* _WHAT IS REQUIRED_: Your task is to transcribe all the entries exactly, excluding pictures.

======

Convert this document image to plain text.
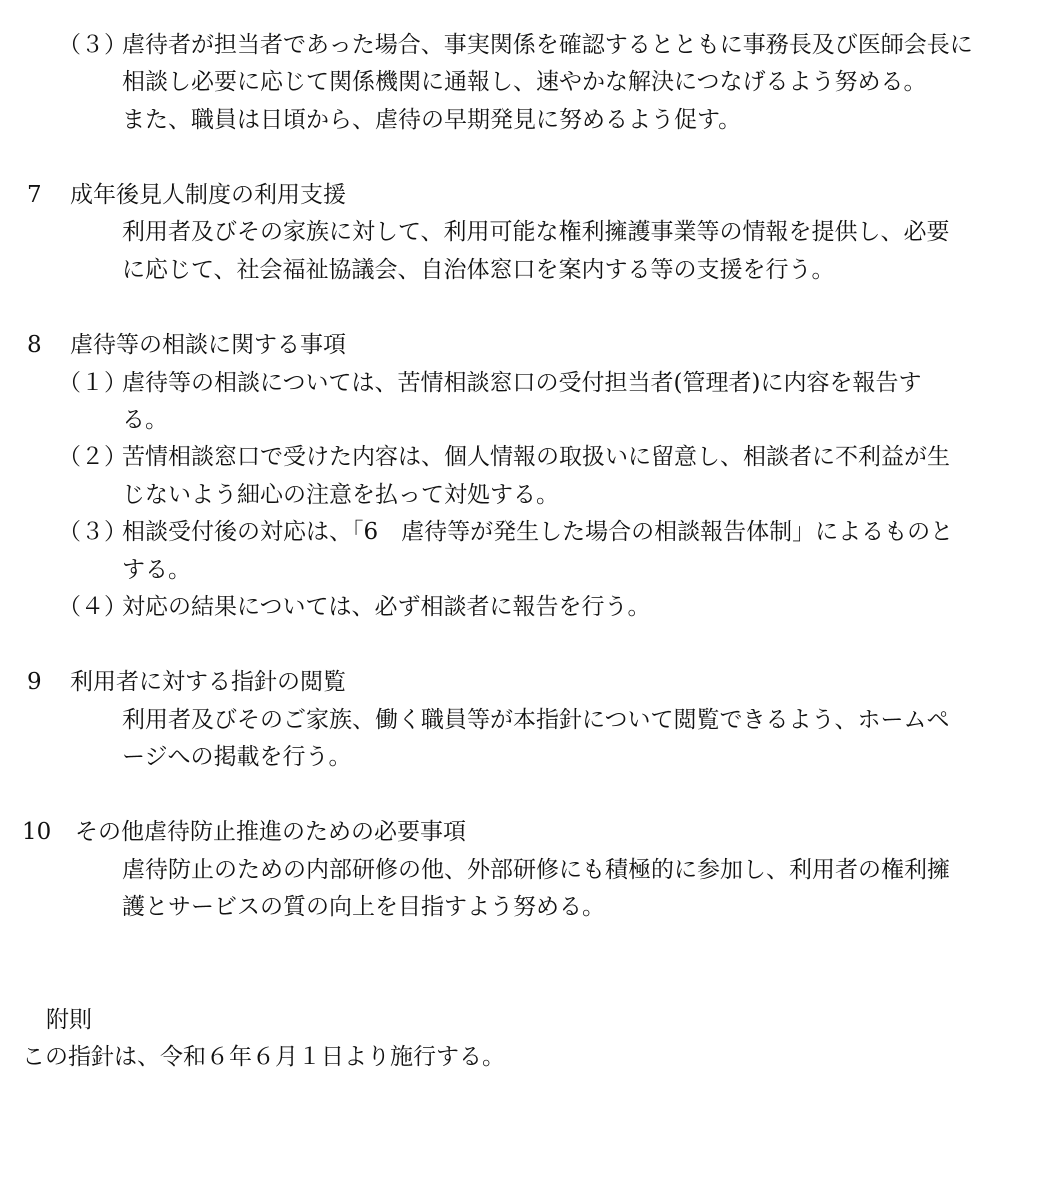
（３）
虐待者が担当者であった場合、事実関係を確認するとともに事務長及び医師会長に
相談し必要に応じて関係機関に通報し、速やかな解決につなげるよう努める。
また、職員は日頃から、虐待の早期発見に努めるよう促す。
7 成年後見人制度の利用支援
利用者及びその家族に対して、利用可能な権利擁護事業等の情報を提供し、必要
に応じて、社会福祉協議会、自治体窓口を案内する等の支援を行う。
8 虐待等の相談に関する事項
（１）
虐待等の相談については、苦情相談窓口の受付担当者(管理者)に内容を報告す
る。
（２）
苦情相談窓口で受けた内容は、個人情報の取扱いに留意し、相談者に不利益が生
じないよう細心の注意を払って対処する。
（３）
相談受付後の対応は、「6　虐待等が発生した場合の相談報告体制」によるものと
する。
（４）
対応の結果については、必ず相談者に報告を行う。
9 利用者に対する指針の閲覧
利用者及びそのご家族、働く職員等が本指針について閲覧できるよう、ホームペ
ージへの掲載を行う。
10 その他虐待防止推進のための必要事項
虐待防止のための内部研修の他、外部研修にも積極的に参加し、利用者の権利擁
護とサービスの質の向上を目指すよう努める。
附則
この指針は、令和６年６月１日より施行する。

======

* _COMPLETED EXERCISE_:
Convert this document image to plain text.
（３）
虐待者が担当者であった場合、事実関係を確認するとともに事務長及び医師会長に
相談し必要に応じて関係機関に通報し、速やかな解決につなげるよう努める。
また、職員は日頃から、虐待の早期発見に努めるよう促す。
7 成年後見人制度の利用支援
利用者及びその家族に対して、利用可能な権利擁護事業等の情報を提供し、必要
に応じて、社会福祉協議会、自治体窓口を案内する等の支援を行う。
8 虐待等の相談に関する事項
（１）
虐待等の相談については、苦情相談窓口の受付担当者(管理者)に内容を報告す
る。
（２）
苦情相談窓口で受けた内容は、個人情報の取扱いに留意し、相談者に不利益が生
じないよう細心の注意を払って対処する。
（３）
相談受付後の対応は、「6　虐待等が発生した場合の相談報告体制」によるものと
する。
（４）
対応の結果については、必ず相談者に報告を行う。
9 利用者に対する指針の閲覧
利用者及びそのご家族、働く職員等が本指針について閲覧できるよう、ホームペ
ージへの掲載を行う。
10 その他虐待防止推進のための必要事項
虐待防止のための内部研修の他、外部研修にも積極的に参加し、利用者の権利擁
護とサービスの質の向上を目指すよう努める。
附則
この指針は、令和６年６月１日より施行する。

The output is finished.